-- Prompt --
Provide the records once more, identical to the original.

---*---

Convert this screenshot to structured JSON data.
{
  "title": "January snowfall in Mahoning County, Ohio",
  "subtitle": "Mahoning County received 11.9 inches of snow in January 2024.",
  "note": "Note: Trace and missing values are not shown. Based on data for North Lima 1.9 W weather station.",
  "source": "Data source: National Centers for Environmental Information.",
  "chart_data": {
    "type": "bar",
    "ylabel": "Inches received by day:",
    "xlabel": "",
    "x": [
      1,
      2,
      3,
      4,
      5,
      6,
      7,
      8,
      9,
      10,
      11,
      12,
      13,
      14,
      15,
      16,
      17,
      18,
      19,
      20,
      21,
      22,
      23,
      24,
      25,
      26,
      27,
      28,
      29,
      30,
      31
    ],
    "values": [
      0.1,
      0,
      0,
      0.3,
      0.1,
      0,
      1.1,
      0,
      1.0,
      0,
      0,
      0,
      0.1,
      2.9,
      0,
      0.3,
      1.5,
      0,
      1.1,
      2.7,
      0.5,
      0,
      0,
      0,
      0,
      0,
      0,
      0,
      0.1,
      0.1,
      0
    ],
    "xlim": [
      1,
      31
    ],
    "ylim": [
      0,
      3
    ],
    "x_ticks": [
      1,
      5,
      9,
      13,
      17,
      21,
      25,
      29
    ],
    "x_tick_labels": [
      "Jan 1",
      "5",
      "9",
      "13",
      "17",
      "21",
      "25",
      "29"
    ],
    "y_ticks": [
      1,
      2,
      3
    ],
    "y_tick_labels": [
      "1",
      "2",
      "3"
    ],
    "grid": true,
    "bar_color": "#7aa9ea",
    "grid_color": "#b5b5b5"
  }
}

---*---

-- Answer to this task --
Convert this screenshot to structured JSON data.
{
  "title": "January snowfall in Mahoning County, Ohio",
  "subtitle": "Mahoning County received 11.9 inches of snow in January 2024.",
  "note": "Note: Trace and missing values are not shown. Based on data for North Lima 1.9 W weather station.",
  "source": "Data source: National Centers for Environmental Information.",
  "chart_data": {
    "type": "bar",
    "ylabel": "Inches received by day:",
    "xlabel": "",
    "x": [
      1,
      2,
      3,
      4,
      5,
      6,
      7,
      8,
      9,
      10,
      11,
      12,
      13,
      14,
      15,
      16,
      17,
      18,
      19,
      20,
      21,
      22,
      23,
      24,
      25,
      26,
      27,
      28,
      29,
      30,
      31
    ],
    "values": [
      0.1,
      0,
      0,
      0.3,
      0.1,
      0,
      1.1,
      0,
      1.0,
      0,
      0,
      0,
      0.1,
      2.9,
      0,
      0.3,
      1.5,
      0,
      1.1,
      2.7,
      0.5,
      0,
      0,
      0,
      0,
      0,
      0,
      0,
      0.1,
      0.1,
      0
    ],
    "xlim": [
      1,
      31
    ],
    "ylim": [
      0,
      3
    ],
    "x_ticks": [
      1,
      5,
      9,
      13,
      17,
      21,
      25,
      29
    ],
    "x_tick_labels": [
      "Jan 1",
      "5",
      "9",
      "13",
      "17",
      "21",
      "25",
      "29"
    ],
    "y_ticks": [
      1,
      2,
      3
    ],
    "y_tick_labels": [
      "1",
      "2",
      "3"
    ],
    "grid": true,
    "bar_color": "#7aa9ea",
    "grid_color": "#b5b5b5"
  }
}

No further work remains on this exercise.